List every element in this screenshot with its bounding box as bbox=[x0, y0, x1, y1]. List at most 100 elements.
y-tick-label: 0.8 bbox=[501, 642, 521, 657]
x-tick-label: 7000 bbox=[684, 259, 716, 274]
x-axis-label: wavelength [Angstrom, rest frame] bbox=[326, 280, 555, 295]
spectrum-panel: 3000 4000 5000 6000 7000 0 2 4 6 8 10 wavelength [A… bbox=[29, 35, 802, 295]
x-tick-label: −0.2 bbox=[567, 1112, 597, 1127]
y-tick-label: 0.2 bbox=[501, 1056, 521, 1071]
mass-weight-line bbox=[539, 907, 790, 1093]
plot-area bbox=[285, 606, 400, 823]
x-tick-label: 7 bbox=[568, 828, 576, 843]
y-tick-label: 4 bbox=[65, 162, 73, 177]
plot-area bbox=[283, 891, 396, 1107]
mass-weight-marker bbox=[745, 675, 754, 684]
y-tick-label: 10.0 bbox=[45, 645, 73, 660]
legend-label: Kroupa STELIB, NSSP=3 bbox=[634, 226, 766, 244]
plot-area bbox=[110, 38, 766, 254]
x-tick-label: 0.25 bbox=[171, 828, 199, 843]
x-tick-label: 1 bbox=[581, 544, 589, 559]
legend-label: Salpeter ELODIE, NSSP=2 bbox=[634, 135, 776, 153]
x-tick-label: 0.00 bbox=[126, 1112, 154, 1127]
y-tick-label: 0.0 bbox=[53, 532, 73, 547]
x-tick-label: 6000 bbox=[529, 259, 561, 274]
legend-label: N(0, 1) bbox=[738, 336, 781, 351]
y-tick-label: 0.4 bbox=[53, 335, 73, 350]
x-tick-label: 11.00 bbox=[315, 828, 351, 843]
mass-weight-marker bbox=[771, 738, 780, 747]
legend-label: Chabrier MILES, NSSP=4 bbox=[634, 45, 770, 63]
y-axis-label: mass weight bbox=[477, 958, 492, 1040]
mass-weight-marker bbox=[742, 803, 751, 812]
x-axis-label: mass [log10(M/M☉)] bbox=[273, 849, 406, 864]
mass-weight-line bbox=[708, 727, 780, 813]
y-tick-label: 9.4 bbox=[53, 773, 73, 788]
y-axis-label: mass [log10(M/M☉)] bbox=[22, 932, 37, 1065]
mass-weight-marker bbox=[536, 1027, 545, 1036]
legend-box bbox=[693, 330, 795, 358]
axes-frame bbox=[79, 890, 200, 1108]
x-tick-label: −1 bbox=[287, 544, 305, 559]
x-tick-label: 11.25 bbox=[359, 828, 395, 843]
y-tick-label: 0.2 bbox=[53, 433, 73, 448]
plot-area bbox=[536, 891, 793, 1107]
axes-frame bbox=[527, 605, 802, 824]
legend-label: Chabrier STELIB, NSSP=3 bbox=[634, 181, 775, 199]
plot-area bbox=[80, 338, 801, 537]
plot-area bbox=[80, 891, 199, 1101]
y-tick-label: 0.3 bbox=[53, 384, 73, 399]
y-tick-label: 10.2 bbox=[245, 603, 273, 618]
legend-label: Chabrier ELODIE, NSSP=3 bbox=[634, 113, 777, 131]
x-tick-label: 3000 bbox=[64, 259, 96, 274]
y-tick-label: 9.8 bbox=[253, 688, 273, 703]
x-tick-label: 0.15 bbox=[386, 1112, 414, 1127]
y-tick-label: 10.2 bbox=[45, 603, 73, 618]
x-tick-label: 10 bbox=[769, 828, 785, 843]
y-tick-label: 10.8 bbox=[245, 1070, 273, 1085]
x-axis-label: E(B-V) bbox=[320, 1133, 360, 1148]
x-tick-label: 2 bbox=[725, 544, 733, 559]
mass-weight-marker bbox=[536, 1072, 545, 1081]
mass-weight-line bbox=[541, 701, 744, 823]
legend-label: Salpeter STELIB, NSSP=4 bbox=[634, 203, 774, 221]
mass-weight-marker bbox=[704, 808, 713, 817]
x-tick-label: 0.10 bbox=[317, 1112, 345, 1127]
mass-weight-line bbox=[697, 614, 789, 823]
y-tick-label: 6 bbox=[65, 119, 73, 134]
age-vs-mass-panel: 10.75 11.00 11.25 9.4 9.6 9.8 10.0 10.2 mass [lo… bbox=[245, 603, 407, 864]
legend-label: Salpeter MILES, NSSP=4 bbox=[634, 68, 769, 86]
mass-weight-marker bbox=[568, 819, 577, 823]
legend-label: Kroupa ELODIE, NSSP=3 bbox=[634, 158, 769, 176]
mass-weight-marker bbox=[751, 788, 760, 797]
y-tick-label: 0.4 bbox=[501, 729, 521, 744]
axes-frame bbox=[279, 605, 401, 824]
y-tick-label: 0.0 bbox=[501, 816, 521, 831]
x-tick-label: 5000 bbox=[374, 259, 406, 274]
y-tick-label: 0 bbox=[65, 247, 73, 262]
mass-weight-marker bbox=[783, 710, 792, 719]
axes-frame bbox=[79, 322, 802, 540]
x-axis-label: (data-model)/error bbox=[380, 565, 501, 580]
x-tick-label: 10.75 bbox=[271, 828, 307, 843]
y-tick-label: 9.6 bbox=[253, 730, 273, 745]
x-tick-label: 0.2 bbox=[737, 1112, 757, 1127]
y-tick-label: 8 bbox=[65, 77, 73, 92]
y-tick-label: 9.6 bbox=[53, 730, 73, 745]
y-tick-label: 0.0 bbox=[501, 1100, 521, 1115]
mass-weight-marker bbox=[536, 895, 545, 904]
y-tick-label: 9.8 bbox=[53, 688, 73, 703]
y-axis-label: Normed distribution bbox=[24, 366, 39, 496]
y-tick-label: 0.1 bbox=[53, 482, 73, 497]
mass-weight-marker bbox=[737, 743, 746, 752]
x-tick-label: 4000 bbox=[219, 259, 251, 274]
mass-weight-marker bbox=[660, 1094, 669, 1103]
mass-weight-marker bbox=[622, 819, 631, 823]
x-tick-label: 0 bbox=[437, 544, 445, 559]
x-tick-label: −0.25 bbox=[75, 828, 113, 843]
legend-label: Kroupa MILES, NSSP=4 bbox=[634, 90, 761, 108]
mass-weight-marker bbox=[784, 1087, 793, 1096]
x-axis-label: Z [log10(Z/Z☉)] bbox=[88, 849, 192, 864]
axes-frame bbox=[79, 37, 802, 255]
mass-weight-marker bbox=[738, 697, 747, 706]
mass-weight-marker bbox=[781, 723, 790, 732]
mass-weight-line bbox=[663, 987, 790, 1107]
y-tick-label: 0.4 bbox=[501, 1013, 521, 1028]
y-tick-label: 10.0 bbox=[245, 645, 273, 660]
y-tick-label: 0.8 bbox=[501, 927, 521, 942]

» **WHAT IS EXPECTED**: Copy all of the data above line for line, without changing anything.

» **FINAL RESULT**:
List every element in this screenshot with its bounding box as bbox=[x0, y0, x1, y1]. List at most 100 elements.
y-tick-label: 0.8 bbox=[501, 642, 521, 657]
x-tick-label: 7000 bbox=[684, 259, 716, 274]
x-axis-label: wavelength [Angstrom, rest frame] bbox=[326, 280, 555, 295]
spectrum-panel: 3000 4000 5000 6000 7000 0 2 4 6 8 10 wavelength [A… bbox=[29, 35, 802, 295]
x-tick-label: −0.2 bbox=[567, 1112, 597, 1127]
y-tick-label: 0.2 bbox=[501, 1056, 521, 1071]
mass-weight-line bbox=[539, 907, 790, 1093]
plot-area bbox=[285, 606, 400, 823]
x-tick-label: 7 bbox=[568, 828, 576, 843]
y-tick-label: 4 bbox=[65, 162, 73, 177]
plot-area bbox=[283, 891, 396, 1107]
mass-weight-marker bbox=[745, 675, 754, 684]
y-tick-label: 10.0 bbox=[45, 645, 73, 660]
legend-label: Kroupa STELIB, NSSP=3 bbox=[634, 226, 766, 244]
plot-area bbox=[110, 38, 766, 254]
x-tick-label: 0.25 bbox=[171, 828, 199, 843]
x-tick-label: 1 bbox=[581, 544, 589, 559]
legend-label: Salpeter ELODIE, NSSP=2 bbox=[634, 135, 776, 153]
x-tick-label: 0.00 bbox=[126, 1112, 154, 1127]
y-tick-label: 0.0 bbox=[53, 532, 73, 547]
x-tick-label: 6000 bbox=[529, 259, 561, 274]
legend-label: N(0, 1) bbox=[738, 336, 781, 351]
y-tick-label: 0.4 bbox=[53, 335, 73, 350]
x-tick-label: 11.00 bbox=[315, 828, 351, 843]
mass-weight-marker bbox=[771, 738, 780, 747]
legend-label: Chabrier MILES, NSSP=4 bbox=[634, 45, 770, 63]
y-axis-label: mass weight bbox=[477, 958, 492, 1040]
mass-weight-marker bbox=[742, 803, 751, 812]
x-axis-label: mass [log10(M/M☉)] bbox=[273, 849, 406, 864]
mass-weight-line bbox=[708, 727, 780, 813]
y-tick-label: 9.4 bbox=[53, 773, 73, 788]
y-axis-label: mass [log10(M/M☉)] bbox=[22, 932, 37, 1065]
mass-weight-marker bbox=[536, 1027, 545, 1036]
legend-box bbox=[693, 330, 795, 358]
axes-frame bbox=[79, 890, 200, 1108]
x-tick-label: −1 bbox=[287, 544, 305, 559]
x-tick-label: 11.25 bbox=[359, 828, 395, 843]
y-tick-label: 0.2 bbox=[53, 433, 73, 448]
plot-area bbox=[536, 891, 793, 1107]
axes-frame bbox=[527, 605, 802, 824]
legend-label: Chabrier STELIB, NSSP=3 bbox=[634, 181, 775, 199]
plot-area bbox=[80, 338, 801, 537]
plot-area bbox=[80, 891, 199, 1101]
y-tick-label: 0.3 bbox=[53, 384, 73, 399]
y-tick-label: 10.2 bbox=[245, 603, 273, 618]
legend-label: Chabrier ELODIE, NSSP=3 bbox=[634, 113, 777, 131]
x-tick-label: 3000 bbox=[64, 259, 96, 274]
y-tick-label: 9.8 bbox=[253, 688, 273, 703]
x-tick-label: 0.15 bbox=[386, 1112, 414, 1127]
y-tick-label: 10.2 bbox=[45, 603, 73, 618]
x-tick-label: 10 bbox=[769, 828, 785, 843]
y-tick-label: 10.8 bbox=[245, 1070, 273, 1085]
x-axis-label: E(B-V) bbox=[320, 1133, 360, 1148]
x-tick-label: 2 bbox=[725, 544, 733, 559]
mass-weight-marker bbox=[536, 1072, 545, 1081]
mass-weight-line bbox=[541, 701, 744, 823]
legend-label: Salpeter STELIB, NSSP=4 bbox=[634, 203, 774, 221]
mass-weight-marker bbox=[704, 808, 713, 817]
x-tick-label: 0.10 bbox=[317, 1112, 345, 1127]
mass-weight-line bbox=[697, 614, 789, 823]
y-tick-label: 6 bbox=[65, 119, 73, 134]
age-vs-mass-panel: 10.75 11.00 11.25 9.4 9.6 9.8 10.0 10.2 mass [lo… bbox=[245, 603, 407, 864]
legend-label: Salpeter MILES, NSSP=4 bbox=[634, 68, 769, 86]
mass-weight-marker bbox=[568, 819, 577, 823]
legend-label: Kroupa ELODIE, NSSP=3 bbox=[634, 158, 769, 176]
mass-weight-marker bbox=[751, 788, 760, 797]
y-tick-label: 0.4 bbox=[501, 729, 521, 744]
axes-frame bbox=[279, 605, 401, 824]
y-tick-label: 0.0 bbox=[501, 816, 521, 831]
x-tick-label: 5000 bbox=[374, 259, 406, 274]
y-tick-label: 0 bbox=[65, 247, 73, 262]
mass-weight-marker bbox=[783, 710, 792, 719]
axes-frame bbox=[79, 322, 802, 540]
x-axis-label: (data-model)/error bbox=[380, 565, 501, 580]
x-tick-label: 10.75 bbox=[271, 828, 307, 843]
y-tick-label: 9.6 bbox=[253, 730, 273, 745]
x-tick-label: 0.2 bbox=[737, 1112, 757, 1127]
y-tick-label: 8 bbox=[65, 77, 73, 92]
y-tick-label: 9.6 bbox=[53, 730, 73, 745]
y-tick-label: 0.0 bbox=[501, 1100, 521, 1115]
mass-weight-marker bbox=[536, 895, 545, 904]
y-tick-label: 9.8 bbox=[53, 688, 73, 703]
y-axis-label: Normed distribution bbox=[24, 366, 39, 496]
y-tick-label: 0.1 bbox=[53, 482, 73, 497]
mass-weight-marker bbox=[737, 743, 746, 752]
x-tick-label: 4000 bbox=[219, 259, 251, 274]
mass-weight-marker bbox=[660, 1094, 669, 1103]
mass-weight-marker bbox=[622, 819, 631, 823]
x-tick-label: 0 bbox=[437, 544, 445, 559]
x-tick-label: −0.25 bbox=[75, 828, 113, 843]
legend-label: Kroupa MILES, NSSP=4 bbox=[634, 90, 761, 108]
mass-weight-marker bbox=[784, 1087, 793, 1096]
x-axis-label: Z [log10(Z/Z☉)] bbox=[88, 849, 192, 864]
axes-frame bbox=[79, 37, 802, 255]
mass-weight-marker bbox=[738, 697, 747, 706]
mass-weight-marker bbox=[781, 723, 790, 732]
mass-weight-line bbox=[663, 987, 790, 1107]
y-tick-label: 0.4 bbox=[501, 1013, 521, 1028]
y-tick-label: 10.0 bbox=[245, 645, 273, 660]
y-tick-label: 0.8 bbox=[501, 927, 521, 942]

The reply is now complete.